┌─ SOURCE DATA

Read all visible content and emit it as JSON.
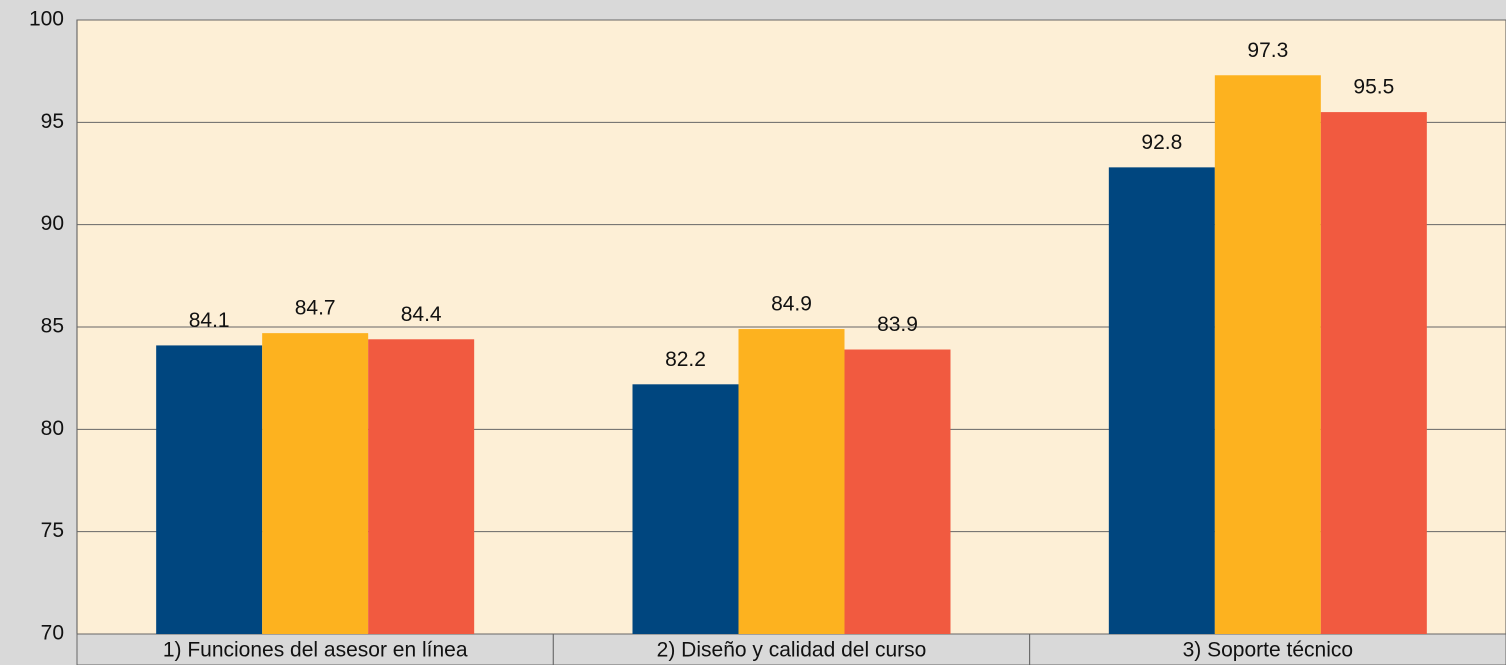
{
  "chart_data": {
    "type": "bar",
    "categories": [
      "1) Funciones del asesor en línea",
      "2) Diseño y calidad del curso",
      "3) Soporte técnico"
    ],
    "series": [
      {
        "color": "#00467f",
        "values": [
          84.1,
          82.2,
          92.8
        ]
      },
      {
        "color": "#fdb21f",
        "values": [
          84.7,
          84.9,
          97.3
        ]
      },
      {
        "color": "#f15a40",
        "values": [
          84.4,
          83.9,
          95.5
        ]
      }
    ],
    "ylim": [
      70,
      100
    ],
    "yticks": [
      70,
      75,
      80,
      85,
      90,
      95,
      100
    ],
    "grid": true
  }
}
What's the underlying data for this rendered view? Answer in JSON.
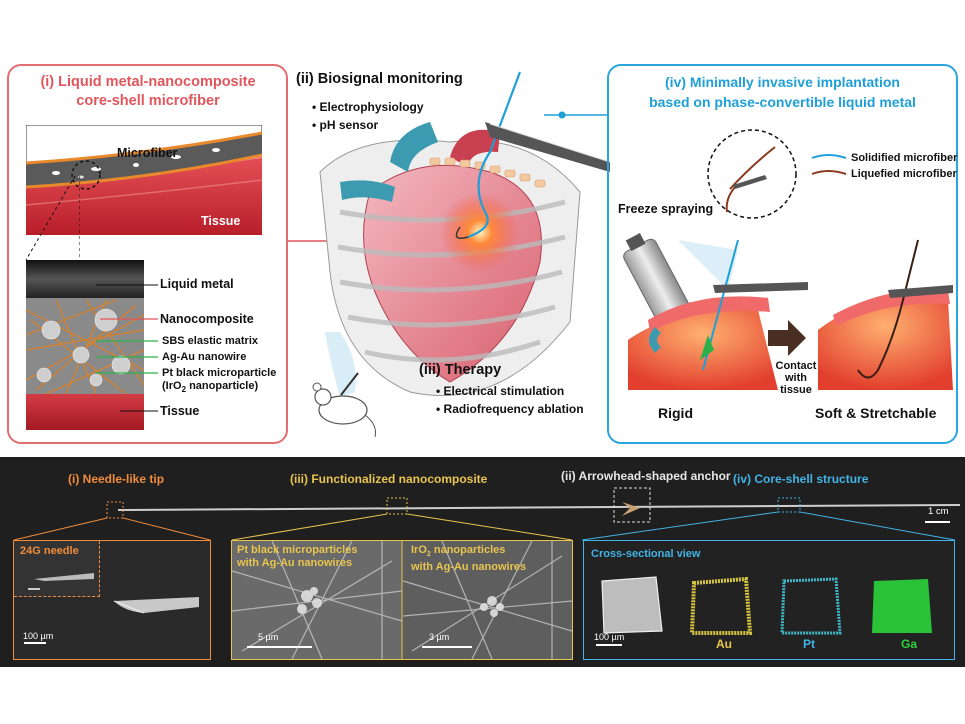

└─

## EXERCISE DESCRIPTION
Omit the images and transcribe all of the records above word for word.

## THE RESPONSE
Read all visible content and emit it as JSON.
{
  "chart_data": {
    "type": "bar",
    "categories": [
      "1) Funciones del asesor en línea",
      "2) Diseño y calidad del curso",
      "3) Soporte técnico"
    ],
    "series": [
      {
        "color": "#00467f",
        "values": [
          84.1,
          82.2,
          92.8
        ]
      },
      {
        "color": "#fdb21f",
        "values": [
          84.7,
          84.9,
          97.3
        ]
      },
      {
        "color": "#f15a40",
        "values": [
          84.4,
          83.9,
          95.5
        ]
      }
    ],
    "ylim": [
      70,
      100
    ],
    "yticks": [
      70,
      75,
      80,
      85,
      90,
      95,
      100
    ],
    "grid": true
  }
}
What's the underlying data for this rendered view? Answer in JSON.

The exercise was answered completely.